__Task directions__.
Below are some records; repeat them all exactly, minus the pictures.

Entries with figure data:

=======

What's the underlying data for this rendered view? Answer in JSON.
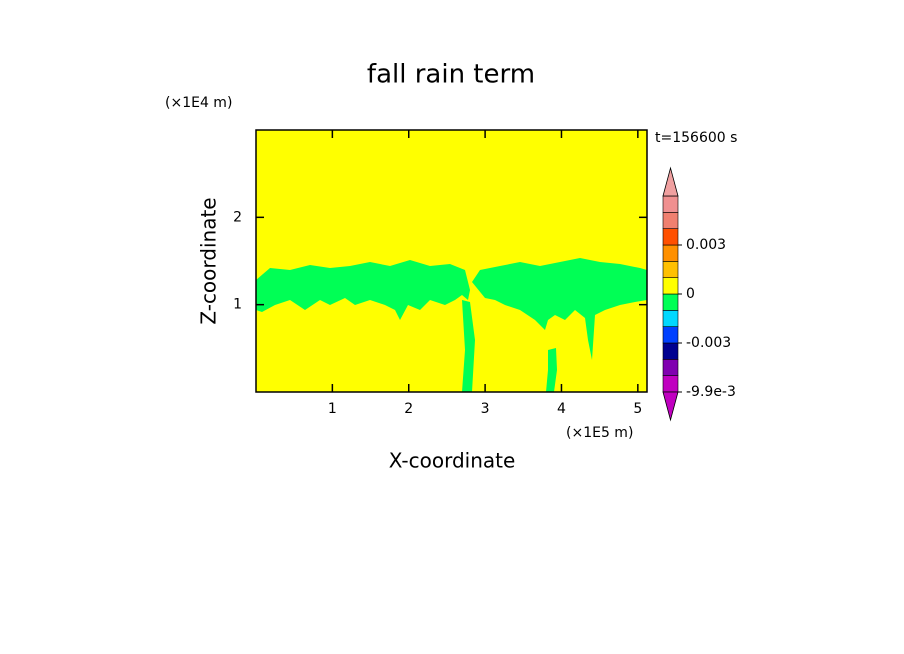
{
  "chart_data": {
    "type": "contour",
    "title": "fall rain term",
    "x_label": "X-coordinate",
    "y_label": "Z-coordinate",
    "x_unit": "(×1E5 m)",
    "y_unit": "(×1E4 m)",
    "time_label": "t=156600 s",
    "xlim": [
      0,
      5.12
    ],
    "xticks": [
      1,
      2,
      3,
      4,
      5
    ],
    "ylim": [
      0,
      3
    ],
    "yticks": [
      1,
      2
    ],
    "background_color": "#ffff00",
    "field_color": "#00ff55",
    "colorbar": {
      "levels": [
        -0.0099,
        -0.007,
        -0.004,
        -0.003,
        -0.002,
        -0.001,
        0,
        0.001,
        0.002,
        0.003,
        0.004,
        0.005,
        0.006
      ],
      "colors": [
        "#c000c0",
        "#8000b0",
        "#000090",
        "#0040ff",
        "#00d8ff",
        "#00ff55",
        "#ffff00",
        "#ffc000",
        "#ff9000",
        "#ff5000",
        "#f08070",
        "#f09090"
      ],
      "under_color": "#c000c0",
      "over_color": "#f0a0a0",
      "ticks": [
        {
          "value": -0.0099,
          "label": "-9.9e-3"
        },
        {
          "value": -0.003,
          "label": "-0.003"
        },
        0,
        0.003
      ]
    }
  }
}
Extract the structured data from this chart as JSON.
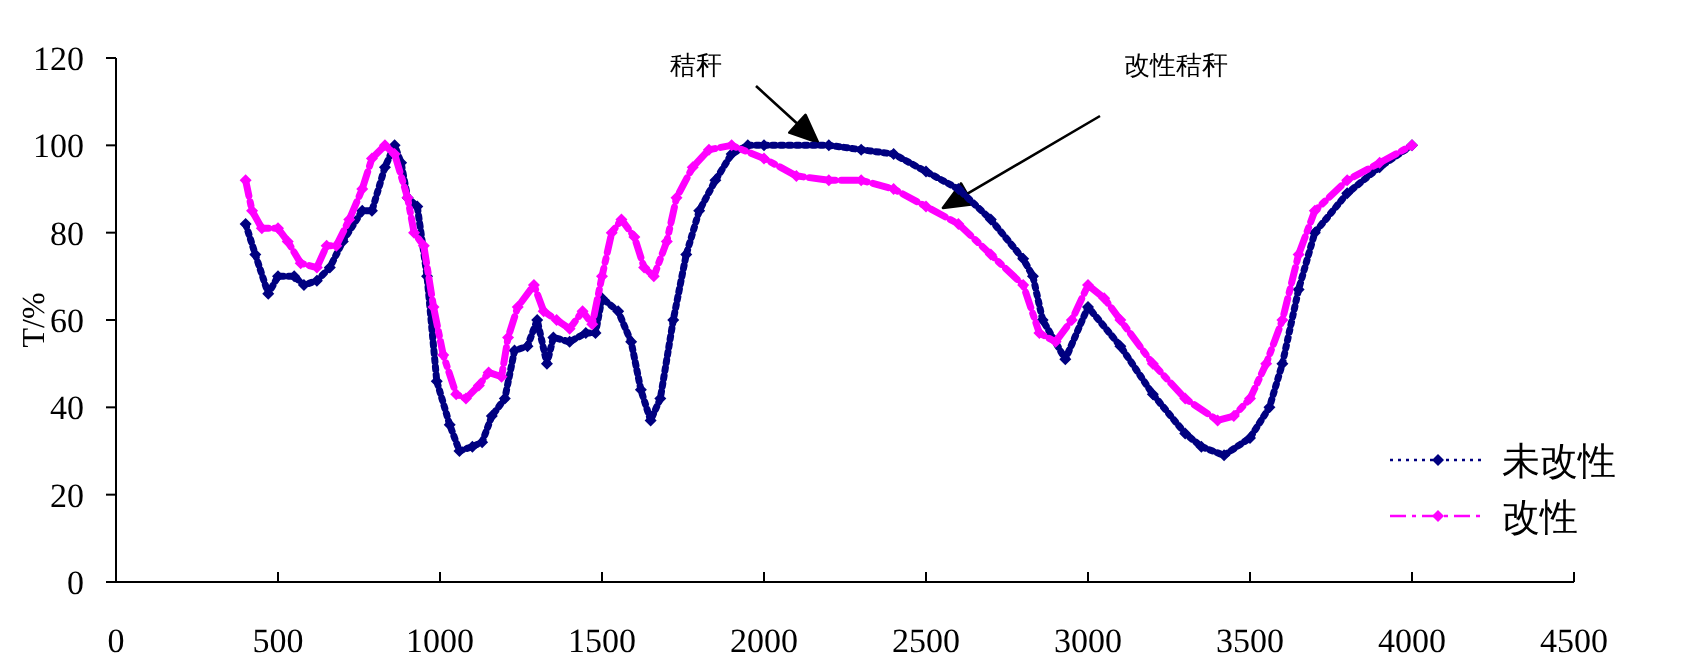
{
  "chart_data": {
    "type": "line",
    "ylabel": "T/%",
    "xlim": [
      0,
      4500
    ],
    "ylim": [
      0,
      120
    ],
    "xticks": [
      0,
      500,
      1000,
      1500,
      2000,
      2500,
      3000,
      3500,
      4000,
      4500
    ],
    "yticks": [
      0,
      20,
      40,
      60,
      80,
      100,
      120
    ],
    "grid": false,
    "legend": "bottom right",
    "marker": "diamond",
    "annotations": [
      "秸秆",
      "改性秸秆"
    ],
    "series": [
      {
        "name": "未改性",
        "color": "#000080",
        "line_style": "dotted",
        "x": [
          400,
          430,
          470,
          500,
          550,
          580,
          620,
          660,
          700,
          760,
          790,
          830,
          860,
          880,
          900,
          930,
          960,
          990,
          1030,
          1060,
          1100,
          1130,
          1160,
          1200,
          1230,
          1270,
          1300,
          1330,
          1350,
          1400,
          1450,
          1480,
          1500,
          1550,
          1590,
          1620,
          1650,
          1680,
          1720,
          1760,
          1800,
          1850,
          1900,
          1950,
          2000,
          2200,
          2300,
          2400,
          2500,
          2600,
          2700,
          2800,
          2830,
          2860,
          2930,
          3000,
          3100,
          3200,
          3300,
          3350,
          3420,
          3500,
          3560,
          3600,
          3650,
          3700,
          3800,
          3900,
          4000
        ],
        "values": [
          82,
          75,
          66,
          70,
          70,
          68,
          69,
          72,
          78,
          85,
          85,
          95,
          100,
          96,
          88,
          86,
          70,
          46,
          36,
          30,
          31,
          32,
          38,
          42,
          53,
          54,
          60,
          50,
          56,
          55,
          57,
          57,
          65,
          62,
          55,
          44,
          37,
          42,
          60,
          75,
          85,
          92,
          98,
          100,
          100,
          100,
          99,
          98,
          94,
          90,
          83,
          74,
          70,
          60,
          51,
          63,
          54,
          43,
          34,
          31,
          29,
          33,
          40,
          50,
          67,
          80,
          89,
          95,
          100
        ]
      },
      {
        "name": "改性",
        "color": "#ff00ff",
        "line_style": "dashed",
        "x": [
          400,
          420,
          450,
          500,
          530,
          570,
          620,
          650,
          680,
          720,
          760,
          790,
          830,
          860,
          900,
          920,
          950,
          980,
          1010,
          1050,
          1080,
          1120,
          1150,
          1190,
          1210,
          1240,
          1290,
          1320,
          1360,
          1400,
          1440,
          1470,
          1500,
          1530,
          1560,
          1600,
          1630,
          1660,
          1700,
          1730,
          1780,
          1830,
          1900,
          2000,
          2100,
          2200,
          2300,
          2400,
          2500,
          2600,
          2700,
          2800,
          2850,
          2900,
          2950,
          3000,
          3050,
          3100,
          3200,
          3300,
          3400,
          3450,
          3500,
          3550,
          3600,
          3650,
          3700,
          3800,
          3900,
          4000
        ],
        "values": [
          92,
          85,
          81,
          81,
          78,
          73,
          72,
          77,
          77,
          83,
          90,
          97,
          100,
          98,
          88,
          80,
          77,
          63,
          52,
          43,
          42,
          45,
          48,
          47,
          56,
          63,
          68,
          62,
          60,
          58,
          62,
          59,
          70,
          80,
          83,
          79,
          72,
          70,
          78,
          88,
          95,
          99,
          100,
          97,
          93,
          92,
          92,
          90,
          86,
          82,
          75,
          68,
          57,
          55,
          60,
          68,
          65,
          60,
          50,
          42,
          37,
          38,
          42,
          50,
          60,
          75,
          85,
          92,
          96,
          100
        ]
      }
    ]
  }
}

=======

__Task output__.
What's the underlying data for this rendered view? Answer in JSON.
{
  "chart_data": {
    "type": "contour",
    "title": "fall rain term",
    "x_label": "X-coordinate",
    "y_label": "Z-coordinate",
    "x_unit": "(×1E5 m)",
    "y_unit": "(×1E4 m)",
    "time_label": "t=156600 s",
    "xlim": [
      0,
      5.12
    ],
    "xticks": [
      1,
      2,
      3,
      4,
      5
    ],
    "ylim": [
      0,
      3
    ],
    "yticks": [
      1,
      2
    ],
    "background_color": "#ffff00",
    "field_color": "#00ff55",
    "colorbar": {
      "levels": [
        -0.0099,
        -0.007,
        -0.004,
        -0.003,
        -0.002,
        -0.001,
        0,
        0.001,
        0.002,
        0.003,
        0.004,
        0.005,
        0.006
      ],
      "colors": [
        "#c000c0",
        "#8000b0",
        "#000090",
        "#0040ff",
        "#00d8ff",
        "#00ff55",
        "#ffff00",
        "#ffc000",
        "#ff9000",
        "#ff5000",
        "#f08070",
        "#f09090"
      ],
      "under_color": "#c000c0",
      "over_color": "#f0a0a0",
      "ticks": [
        {
          "value": -0.0099,
          "label": "-9.9e-3"
        },
        {
          "value": -0.003,
          "label": "-0.003"
        },
        0,
        0.003
      ]
    }
  }
}
Extract the structured data from this chart as JSON.
{
  "chart_data": {
    "type": "line",
    "ylabel": "T/%",
    "xlim": [
      0,
      4500
    ],
    "ylim": [
      0,
      120
    ],
    "xticks": [
      0,
      500,
      1000,
      1500,
      2000,
      2500,
      3000,
      3500,
      4000,
      4500
    ],
    "yticks": [
      0,
      20,
      40,
      60,
      80,
      100,
      120
    ],
    "grid": false,
    "legend": "bottom right",
    "marker": "diamond",
    "annotations": [
      "秸秆",
      "改性秸秆"
    ],
    "series": [
      {
        "name": "未改性",
        "color": "#000080",
        "line_style": "dotted",
        "x": [
          400,
          430,
          470,
          500,
          550,
          580,
          620,
          660,
          700,
          760,
          790,
          830,
          860,
          880,
          900,
          930,
          960,
          990,
          1030,
          1060,
          1100,
          1130,
          1160,
          1200,
          1230,
          1270,
          1300,
          1330,
          1350,
          1400,
          1450,
          1480,
          1500,
          1550,
          1590,
          1620,
          1650,
          1680,
          1720,
          1760,
          1800,
          1850,
          1900,
          1950,
          2000,
          2200,
          2300,
          2400,
          2500,
          2600,
          2700,
          2800,
          2830,
          2860,
          2930,
          3000,
          3100,
          3200,
          3300,
          3350,
          3420,
          3500,
          3560,
          3600,
          3650,
          3700,
          3800,
          3900,
          4000
        ],
        "values": [
          82,
          75,
          66,
          70,
          70,
          68,
          69,
          72,
          78,
          85,
          85,
          95,
          100,
          96,
          88,
          86,
          70,
          46,
          36,
          30,
          31,
          32,
          38,
          42,
          53,
          54,
          60,
          50,
          56,
          55,
          57,
          57,
          65,
          62,
          55,
          44,
          37,
          42,
          60,
          75,
          85,
          92,
          98,
          100,
          100,
          100,
          99,
          98,
          94,
          90,
          83,
          74,
          70,
          60,
          51,
          63,
          54,
          43,
          34,
          31,
          29,
          33,
          40,
          50,
          67,
          80,
          89,
          95,
          100
        ]
      },
      {
        "name": "改性",
        "color": "#ff00ff",
        "line_style": "dashed",
        "x": [
          400,
          420,
          450,
          500,
          530,
          570,
          620,
          650,
          680,
          720,
          760,
          790,
          830,
          860,
          900,
          920,
          950,
          980,
          1010,
          1050,
          1080,
          1120,
          1150,
          1190,
          1210,
          1240,
          1290,
          1320,
          1360,
          1400,
          1440,
          1470,
          1500,
          1530,
          1560,
          1600,
          1630,
          1660,
          1700,
          1730,
          1780,
          1830,
          1900,
          2000,
          2100,
          2200,
          2300,
          2400,
          2500,
          2600,
          2700,
          2800,
          2850,
          2900,
          2950,
          3000,
          3050,
          3100,
          3200,
          3300,
          3400,
          3450,
          3500,
          3550,
          3600,
          3650,
          3700,
          3800,
          3900,
          4000
        ],
        "values": [
          92,
          85,
          81,
          81,
          78,
          73,
          72,
          77,
          77,
          83,
          90,
          97,
          100,
          98,
          88,
          80,
          77,
          63,
          52,
          43,
          42,
          45,
          48,
          47,
          56,
          63,
          68,
          62,
          60,
          58,
          62,
          59,
          70,
          80,
          83,
          79,
          72,
          70,
          78,
          88,
          95,
          99,
          100,
          97,
          93,
          92,
          92,
          90,
          86,
          82,
          75,
          68,
          57,
          55,
          60,
          68,
          65,
          60,
          50,
          42,
          37,
          38,
          42,
          50,
          60,
          75,
          85,
          92,
          96,
          100
        ]
      }
    ]
  }
}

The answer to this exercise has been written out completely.